# Task statement:
Work out how many lines of the listing hold the string "szakaszban". Answer with that number alone.
··· Source material ···
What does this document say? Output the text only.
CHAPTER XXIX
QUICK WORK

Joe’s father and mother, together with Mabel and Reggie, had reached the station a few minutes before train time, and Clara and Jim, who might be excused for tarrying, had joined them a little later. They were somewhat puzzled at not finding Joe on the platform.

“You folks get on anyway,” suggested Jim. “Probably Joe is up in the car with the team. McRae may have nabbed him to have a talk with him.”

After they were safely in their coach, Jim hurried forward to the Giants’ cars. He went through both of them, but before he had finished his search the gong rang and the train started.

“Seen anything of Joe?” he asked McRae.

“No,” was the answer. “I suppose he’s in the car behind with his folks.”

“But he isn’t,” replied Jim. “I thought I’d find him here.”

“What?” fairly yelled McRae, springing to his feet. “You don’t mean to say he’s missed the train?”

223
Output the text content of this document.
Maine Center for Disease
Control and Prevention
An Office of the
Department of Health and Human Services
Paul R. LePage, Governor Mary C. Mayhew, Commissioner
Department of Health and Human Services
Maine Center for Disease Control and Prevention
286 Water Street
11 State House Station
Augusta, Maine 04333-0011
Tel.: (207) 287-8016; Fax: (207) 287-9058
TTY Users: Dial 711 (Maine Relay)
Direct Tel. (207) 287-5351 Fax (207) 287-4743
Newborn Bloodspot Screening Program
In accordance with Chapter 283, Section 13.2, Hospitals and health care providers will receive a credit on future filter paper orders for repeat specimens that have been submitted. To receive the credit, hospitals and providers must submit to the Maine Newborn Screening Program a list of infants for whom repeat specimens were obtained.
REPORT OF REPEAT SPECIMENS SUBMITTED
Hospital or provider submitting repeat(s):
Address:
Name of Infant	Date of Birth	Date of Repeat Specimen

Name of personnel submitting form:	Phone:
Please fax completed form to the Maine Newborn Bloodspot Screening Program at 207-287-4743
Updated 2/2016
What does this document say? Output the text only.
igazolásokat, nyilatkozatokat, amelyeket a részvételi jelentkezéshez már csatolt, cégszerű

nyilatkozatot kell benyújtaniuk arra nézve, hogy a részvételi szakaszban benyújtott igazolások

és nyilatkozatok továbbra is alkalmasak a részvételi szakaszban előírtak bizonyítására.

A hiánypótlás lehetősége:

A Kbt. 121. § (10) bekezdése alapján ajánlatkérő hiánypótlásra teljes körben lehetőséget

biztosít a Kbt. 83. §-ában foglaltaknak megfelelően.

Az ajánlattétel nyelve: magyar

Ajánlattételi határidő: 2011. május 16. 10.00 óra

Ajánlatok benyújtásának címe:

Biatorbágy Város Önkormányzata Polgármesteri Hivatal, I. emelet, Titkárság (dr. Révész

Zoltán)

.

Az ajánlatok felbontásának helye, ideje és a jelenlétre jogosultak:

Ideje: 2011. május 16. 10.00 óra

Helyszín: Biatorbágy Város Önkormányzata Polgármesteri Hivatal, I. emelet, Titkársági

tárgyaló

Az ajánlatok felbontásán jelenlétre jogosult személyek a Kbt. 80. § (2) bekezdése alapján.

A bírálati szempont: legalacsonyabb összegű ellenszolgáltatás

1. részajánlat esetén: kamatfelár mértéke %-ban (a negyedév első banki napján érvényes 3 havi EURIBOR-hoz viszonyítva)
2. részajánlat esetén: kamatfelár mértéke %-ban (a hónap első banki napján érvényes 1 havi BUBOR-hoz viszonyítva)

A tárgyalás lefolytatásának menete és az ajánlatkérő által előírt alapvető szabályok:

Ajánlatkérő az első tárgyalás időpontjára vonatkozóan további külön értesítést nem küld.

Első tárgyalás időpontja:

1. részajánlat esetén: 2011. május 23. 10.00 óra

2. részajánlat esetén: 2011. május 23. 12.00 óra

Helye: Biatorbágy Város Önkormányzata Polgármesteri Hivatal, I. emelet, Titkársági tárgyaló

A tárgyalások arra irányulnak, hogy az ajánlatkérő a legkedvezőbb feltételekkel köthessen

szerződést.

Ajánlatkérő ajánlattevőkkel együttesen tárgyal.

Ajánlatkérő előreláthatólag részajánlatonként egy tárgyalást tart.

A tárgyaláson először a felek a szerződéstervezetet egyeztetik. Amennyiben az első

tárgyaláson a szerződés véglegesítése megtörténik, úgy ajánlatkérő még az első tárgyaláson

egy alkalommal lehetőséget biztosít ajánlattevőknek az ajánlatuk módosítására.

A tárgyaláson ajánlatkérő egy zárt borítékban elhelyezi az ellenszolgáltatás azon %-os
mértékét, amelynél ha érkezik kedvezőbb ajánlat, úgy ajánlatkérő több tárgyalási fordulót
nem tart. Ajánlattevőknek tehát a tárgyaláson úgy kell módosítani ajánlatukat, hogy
···
# Worked answer:
2